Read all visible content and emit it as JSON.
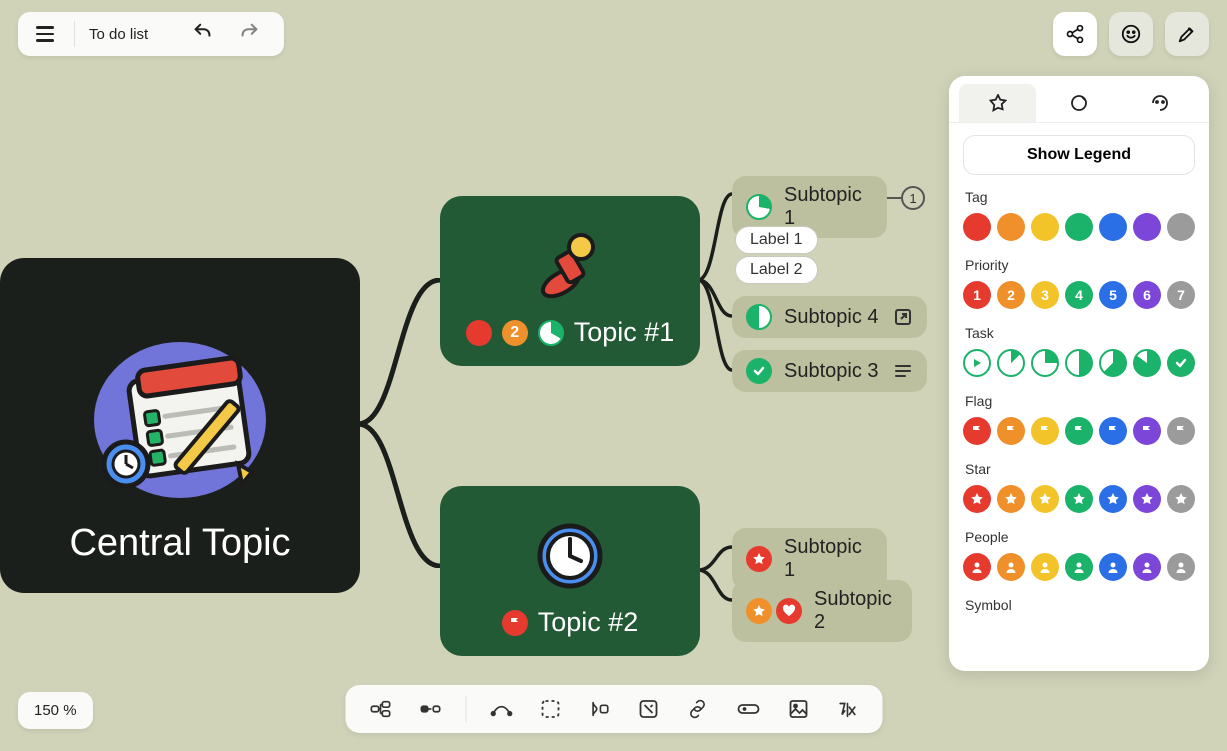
{
  "toolbar": {
    "doc_title": "To do list"
  },
  "zoom": {
    "label": "150 %"
  },
  "panel": {
    "show_legend": "Show Legend",
    "sections": {
      "tag": "Tag",
      "priority": "Priority",
      "task": "Task",
      "flag": "Flag",
      "star": "Star",
      "people": "People",
      "symbol": "Symbol"
    },
    "tag_colors": [
      "#e63a2e",
      "#f0902a",
      "#f3c32a",
      "#1bb269",
      "#2b6fe6",
      "#7c46d9",
      "#9b9b9b"
    ],
    "priority_numbers": [
      "1",
      "2",
      "3",
      "4",
      "5",
      "6",
      "7"
    ],
    "priority_colors": [
      "#e63a2e",
      "#f0902a",
      "#f3c32a",
      "#1bb269",
      "#2b6fe6",
      "#7c46d9",
      "#9b9b9b"
    ],
    "flag_colors": [
      "#e63a2e",
      "#f0902a",
      "#f3c32a",
      "#1bb269",
      "#2b6fe6",
      "#7c46d9",
      "#9b9b9b"
    ],
    "star_colors": [
      "#e63a2e",
      "#f0902a",
      "#f3c32a",
      "#1bb269",
      "#2b6fe6",
      "#7c46d9",
      "#9b9b9b"
    ],
    "people_colors": [
      "#e63a2e",
      "#f0902a",
      "#f3c32a",
      "#1bb269",
      "#2b6fe6",
      "#7c46d9",
      "#9b9b9b"
    ]
  },
  "canvas": {
    "central_title": "Central Topic",
    "topic1": {
      "title": "Topic #1"
    },
    "topic2": {
      "title": "Topic #2"
    },
    "sub1": {
      "title": "Subtopic 1",
      "badge": "1"
    },
    "sub4": {
      "title": "Subtopic 4"
    },
    "sub3": {
      "title": "Subtopic 3"
    },
    "sub5": {
      "title": "Subtopic 1"
    },
    "sub6": {
      "title": "Subtopic 2"
    },
    "label1": "Label 1",
    "label2": "Label 2"
  }
}
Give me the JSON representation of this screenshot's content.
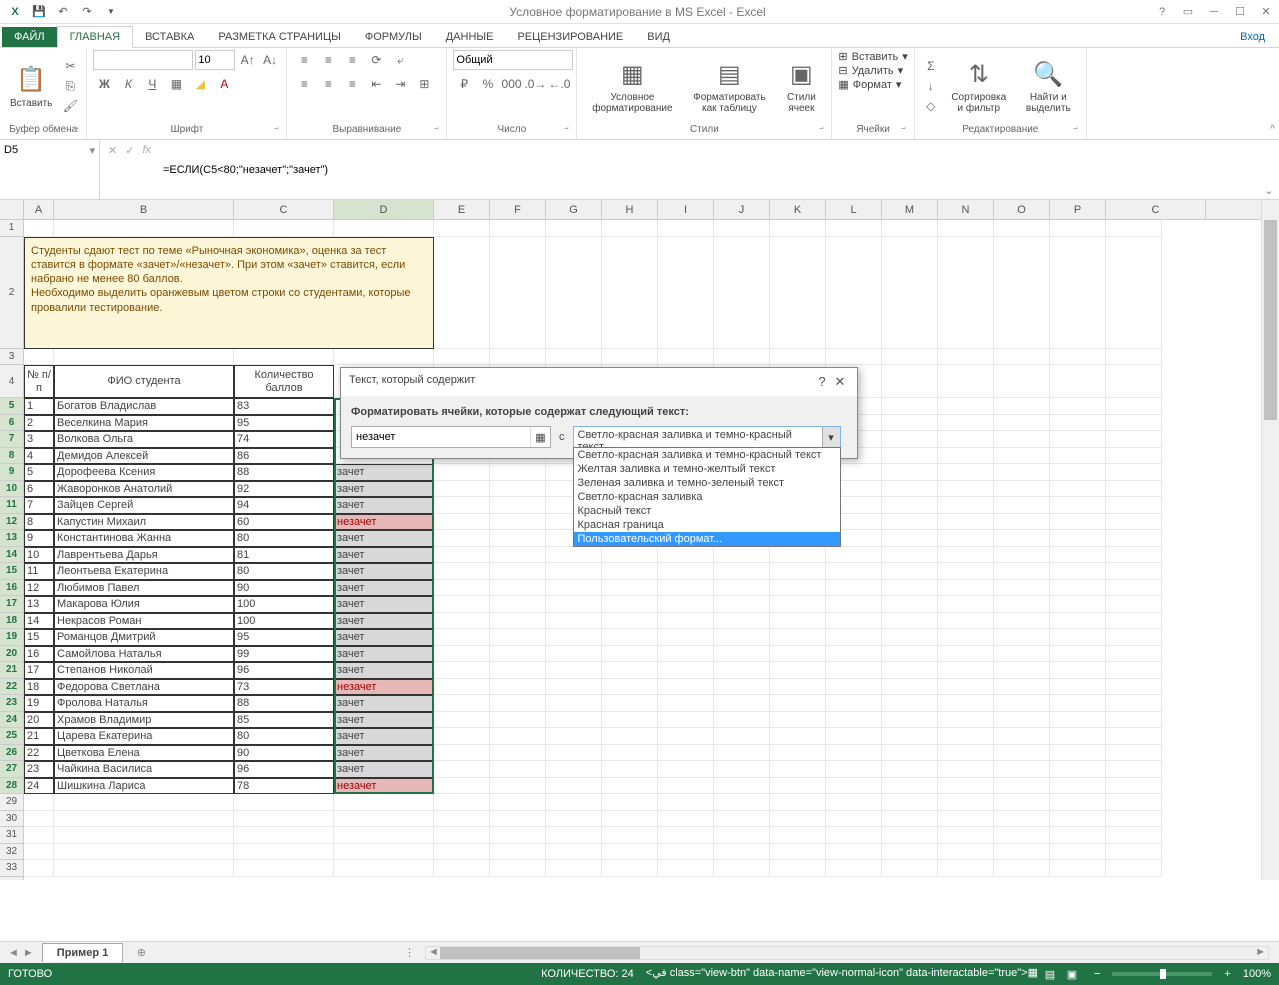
{
  "app": {
    "title": "Условное форматирование в MS Excel - Excel",
    "login": "Вход"
  },
  "tabs": {
    "file": "ФАЙЛ",
    "home": "ГЛАВНАЯ",
    "insert": "ВСТАВКА",
    "layout": "РАЗМЕТКА СТРАНИЦЫ",
    "formulas": "ФОРМУЛЫ",
    "data": "ДАННЫЕ",
    "review": "РЕЦЕНЗИРОВАНИЕ",
    "view": "ВИД"
  },
  "ribbon": {
    "clipboard": {
      "paste": "Вставить",
      "label": "Буфер обмена"
    },
    "font": {
      "name": "",
      "size": "10",
      "label": "Шрифт"
    },
    "alignment": {
      "label": "Выравнивание"
    },
    "number": {
      "format": "Общий",
      "label": "Число"
    },
    "styles": {
      "cond": "Условное форматирование",
      "table": "Форматировать как таблицу",
      "cell": "Стили ячеек",
      "label": "Стили"
    },
    "cells": {
      "insert": "Вставить",
      "delete": "Удалить",
      "format": "Формат",
      "label": "Ячейки"
    },
    "editing": {
      "sort": "Сортировка и фильтр",
      "find": "Найти и выделить",
      "label": "Редактирование"
    }
  },
  "namebox": "D5",
  "formula": "=ЕСЛИ(C5<80;\"незачет\";\"зачет\")",
  "note": "Студенты сдают тест по теме «Рыночная экономика», оценка за тест ставится в формате «зачет»/«незачет». При этом «зачет» ставится, если набрано не менее 80 баллов.\nНеобходимо выделить оранжевым цветом строки со студентами, которые провалили тестирование.",
  "headers": {
    "num": "№ п/п",
    "fio": "ФИО студента",
    "score": "Количество баллов"
  },
  "students": [
    {
      "n": "1",
      "fio": "Богатов Владислав",
      "score": "83",
      "res": ""
    },
    {
      "n": "2",
      "fio": "Веселкина Мария",
      "score": "95",
      "res": ""
    },
    {
      "n": "3",
      "fio": "Волкова Ольга",
      "score": "74",
      "res": ""
    },
    {
      "n": "4",
      "fio": "Демидов Алексей",
      "score": "86",
      "res": ""
    },
    {
      "n": "5",
      "fio": "Дорофеева Ксения",
      "score": "88",
      "res": "зачет"
    },
    {
      "n": "6",
      "fio": "Жаворонков Анатолий",
      "score": "92",
      "res": "зачет"
    },
    {
      "n": "7",
      "fio": "Зайцев Сергей",
      "score": "94",
      "res": "зачет"
    },
    {
      "n": "8",
      "fio": "Капустин Михаил",
      "score": "60",
      "res": "незачет"
    },
    {
      "n": "9",
      "fio": "Константинова Жанна",
      "score": "80",
      "res": "зачет"
    },
    {
      "n": "10",
      "fio": "Лаврентьева Дарья",
      "score": "81",
      "res": "зачет"
    },
    {
      "n": "11",
      "fio": "Леонтьева Екатерина",
      "score": "80",
      "res": "зачет"
    },
    {
      "n": "12",
      "fio": "Любимов Павел",
      "score": "90",
      "res": "зачет"
    },
    {
      "n": "13",
      "fio": "Макарова Юлия",
      "score": "100",
      "res": "зачет"
    },
    {
      "n": "14",
      "fio": "Некрасов Роман",
      "score": "100",
      "res": "зачет"
    },
    {
      "n": "15",
      "fio": "Романцов Дмитрий",
      "score": "95",
      "res": "зачет"
    },
    {
      "n": "16",
      "fio": "Самойлова Наталья",
      "score": "99",
      "res": "зачет"
    },
    {
      "n": "17",
      "fio": "Степанов Николай",
      "score": "96",
      "res": "зачет"
    },
    {
      "n": "18",
      "fio": "Федорова Светлана",
      "score": "73",
      "res": "незачет"
    },
    {
      "n": "19",
      "fio": "Фролова Наталья",
      "score": "88",
      "res": "зачет"
    },
    {
      "n": "20",
      "fio": "Храмов Владимир",
      "score": "85",
      "res": "зачет"
    },
    {
      "n": "21",
      "fio": "Царева Екатерина",
      "score": "80",
      "res": "зачет"
    },
    {
      "n": "22",
      "fio": "Цветкова Елена",
      "score": "90",
      "res": "зачет"
    },
    {
      "n": "23",
      "fio": "Чайкина Василиса",
      "score": "96",
      "res": "зачет"
    },
    {
      "n": "24",
      "fio": "Шишкина Лариса",
      "score": "78",
      "res": "незачет"
    }
  ],
  "dialog": {
    "title": "Текст, который содержит",
    "label": "Форматировать ячейки, которые содержат следующий текст:",
    "input": "незачет",
    "with": "с",
    "selected": "Светло-красная заливка и темно-красный текст",
    "options": [
      "Светло-красная заливка и темно-красный текст",
      "Желтая заливка и темно-желтый текст",
      "Зеленая заливка и темно-зеленый текст",
      "Светло-красная заливка",
      "Красный текст",
      "Красная граница",
      "Пользовательский формат..."
    ]
  },
  "sheet": {
    "name": "Пример 1"
  },
  "status": {
    "ready": "ГОТОВО",
    "count": "КОЛИЧЕСТВО: 24",
    "zoom": "100%"
  },
  "cols": [
    "A",
    "B",
    "C",
    "D",
    "E",
    "F",
    "G",
    "H",
    "I",
    "J",
    "K",
    "L",
    "M",
    "N",
    "O",
    "P",
    "C"
  ]
}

____

# TASK PROMPT
Copy out the data above exactly, except the pictures.

# EXPECTED OUTPUT
Read all visible content and emit it as JSON.
{
  "toolbar": {
    "doc_title": "To do list"
  },
  "zoom": {
    "label": "150 %"
  },
  "panel": {
    "show_legend": "Show Legend",
    "sections": {
      "tag": "Tag",
      "priority": "Priority",
      "task": "Task",
      "flag": "Flag",
      "star": "Star",
      "people": "People",
      "symbol": "Symbol"
    },
    "tag_colors": [
      "#e63a2e",
      "#f0902a",
      "#f3c32a",
      "#1bb269",
      "#2b6fe6",
      "#7c46d9",
      "#9b9b9b"
    ],
    "priority_numbers": [
      "1",
      "2",
      "3",
      "4",
      "5",
      "6",
      "7"
    ],
    "priority_colors": [
      "#e63a2e",
      "#f0902a",
      "#f3c32a",
      "#1bb269",
      "#2b6fe6",
      "#7c46d9",
      "#9b9b9b"
    ],
    "flag_colors": [
      "#e63a2e",
      "#f0902a",
      "#f3c32a",
      "#1bb269",
      "#2b6fe6",
      "#7c46d9",
      "#9b9b9b"
    ],
    "star_colors": [
      "#e63a2e",
      "#f0902a",
      "#f3c32a",
      "#1bb269",
      "#2b6fe6",
      "#7c46d9",
      "#9b9b9b"
    ],
    "people_colors": [
      "#e63a2e",
      "#f0902a",
      "#f3c32a",
      "#1bb269",
      "#2b6fe6",
      "#7c46d9",
      "#9b9b9b"
    ]
  },
  "canvas": {
    "central_title": "Central Topic",
    "topic1": {
      "title": "Topic #1"
    },
    "topic2": {
      "title": "Topic #2"
    },
    "sub1": {
      "title": "Subtopic 1",
      "badge": "1"
    },
    "sub4": {
      "title": "Subtopic 4"
    },
    "sub3": {
      "title": "Subtopic 3"
    },
    "sub5": {
      "title": "Subtopic 1"
    },
    "sub6": {
      "title": "Subtopic 2"
    },
    "label1": "Label 1",
    "label2": "Label 2"
  }
}
Give me the JSON representation of this screenshot's content.
{
  "app": {
    "title": "Условное форматирование в MS Excel - Excel",
    "login": "Вход"
  },
  "tabs": {
    "file": "ФАЙЛ",
    "home": "ГЛАВНАЯ",
    "insert": "ВСТАВКА",
    "layout": "РАЗМЕТКА СТРАНИЦЫ",
    "formulas": "ФОРМУЛЫ",
    "data": "ДАННЫЕ",
    "review": "РЕЦЕНЗИРОВАНИЕ",
    "view": "ВИД"
  },
  "ribbon": {
    "clipboard": {
      "paste": "Вставить",
      "label": "Буфер обмена"
    },
    "font": {
      "name": "",
      "size": "10",
      "label": "Шрифт"
    },
    "alignment": {
      "label": "Выравнивание"
    },
    "number": {
      "format": "Общий",
      "label": "Число"
    },
    "styles": {
      "cond": "Условное форматирование",
      "table": "Форматировать как таблицу",
      "cell": "Стили ячеек",
      "label": "Стили"
    },
    "cells": {
      "insert": "Вставить",
      "delete": "Удалить",
      "format": "Формат",
      "label": "Ячейки"
    },
    "editing": {
      "sort": "Сортировка и фильтр",
      "find": "Найти и выделить",
      "label": "Редактирование"
    }
  },
  "namebox": "D5",
  "formula": "=ЕСЛИ(C5<80;\"незачет\";\"зачет\")",
  "note": "Студенты сдают тест по теме «Рыночная экономика», оценка за тест ставится в формате «зачет»/«незачет». При этом «зачет» ставится, если набрано не менее 80 баллов.\nНеобходимо выделить оранжевым цветом строки со студентами, которые провалили тестирование.",
  "headers": {
    "num": "№ п/п",
    "fio": "ФИО студента",
    "score": "Количество баллов"
  },
  "students": [
    {
      "n": "1",
      "fio": "Богатов Владислав",
      "score": "83",
      "res": ""
    },
    {
      "n": "2",
      "fio": "Веселкина Мария",
      "score": "95",
      "res": ""
    },
    {
      "n": "3",
      "fio": "Волкова Ольга",
      "score": "74",
      "res": ""
    },
    {
      "n": "4",
      "fio": "Демидов Алексей",
      "score": "86",
      "res": ""
    },
    {
      "n": "5",
      "fio": "Дорофеева Ксения",
      "score": "88",
      "res": "зачет"
    },
    {
      "n": "6",
      "fio": "Жаворонков Анатолий",
      "score": "92",
      "res": "зачет"
    },
    {
      "n": "7",
      "fio": "Зайцев Сергей",
      "score": "94",
      "res": "зачет"
    },
    {
      "n": "8",
      "fio": "Капустин Михаил",
      "score": "60",
      "res": "незачет"
    },
    {
      "n": "9",
      "fio": "Константинова Жанна",
      "score": "80",
      "res": "зачет"
    },
    {
      "n": "10",
      "fio": "Лаврентьева Дарья",
      "score": "81",
      "res": "зачет"
    },
    {
      "n": "11",
      "fio": "Леонтьева Екатерина",
      "score": "80",
      "res": "зачет"
    },
    {
      "n": "12",
      "fio": "Любимов Павел",
      "score": "90",
      "res": "зачет"
    },
    {
      "n": "13",
      "fio": "Макарова Юлия",
      "score": "100",
      "res": "зачет"
    },
    {
      "n": "14",
      "fio": "Некрасов Роман",
      "score": "100",
      "res": "зачет"
    },
    {
      "n": "15",
      "fio": "Романцов Дмитрий",
      "score": "95",
      "res": "зачет"
    },
    {
      "n": "16",
      "fio": "Самойлова Наталья",
      "score": "99",
      "res": "зачет"
    },
    {
      "n": "17",
      "fio": "Степанов Николай",
      "score": "96",
      "res": "зачет"
    },
    {
      "n": "18",
      "fio": "Федорова Светлана",
      "score": "73",
      "res": "незачет"
    },
    {
      "n": "19",
      "fio": "Фролова Наталья",
      "score": "88",
      "res": "зачет"
    },
    {
      "n": "20",
      "fio": "Храмов Владимир",
      "score": "85",
      "res": "зачет"
    },
    {
      "n": "21",
      "fio": "Царева Екатерина",
      "score": "80",
      "res": "зачет"
    },
    {
      "n": "22",
      "fio": "Цветкова Елена",
      "score": "90",
      "res": "зачет"
    },
    {
      "n": "23",
      "fio": "Чайкина Василиса",
      "score": "96",
      "res": "зачет"
    },
    {
      "n": "24",
      "fio": "Шишкина Лариса",
      "score": "78",
      "res": "незачет"
    }
  ],
  "dialog": {
    "title": "Текст, который содержит",
    "label": "Форматировать ячейки, которые содержат следующий текст:",
    "input": "незачет",
    "with": "с",
    "selected": "Светло-красная заливка и темно-красный текст",
    "options": [
      "Светло-красная заливка и темно-красный текст",
      "Желтая заливка и темно-желтый текст",
      "Зеленая заливка и темно-зеленый текст",
      "Светло-красная заливка",
      "Красный текст",
      "Красная граница",
      "Пользовательский формат..."
    ]
  },
  "sheet": {
    "name": "Пример 1"
  },
  "status": {
    "ready": "ГОТОВО",
    "count": "КОЛИЧЕСТВО: 24",
    "zoom": "100%"
  },
  "cols": [
    "A",
    "B",
    "C",
    "D",
    "E",
    "F",
    "G",
    "H",
    "I",
    "J",
    "K",
    "L",
    "M",
    "N",
    "O",
    "P",
    "C"
  ]
}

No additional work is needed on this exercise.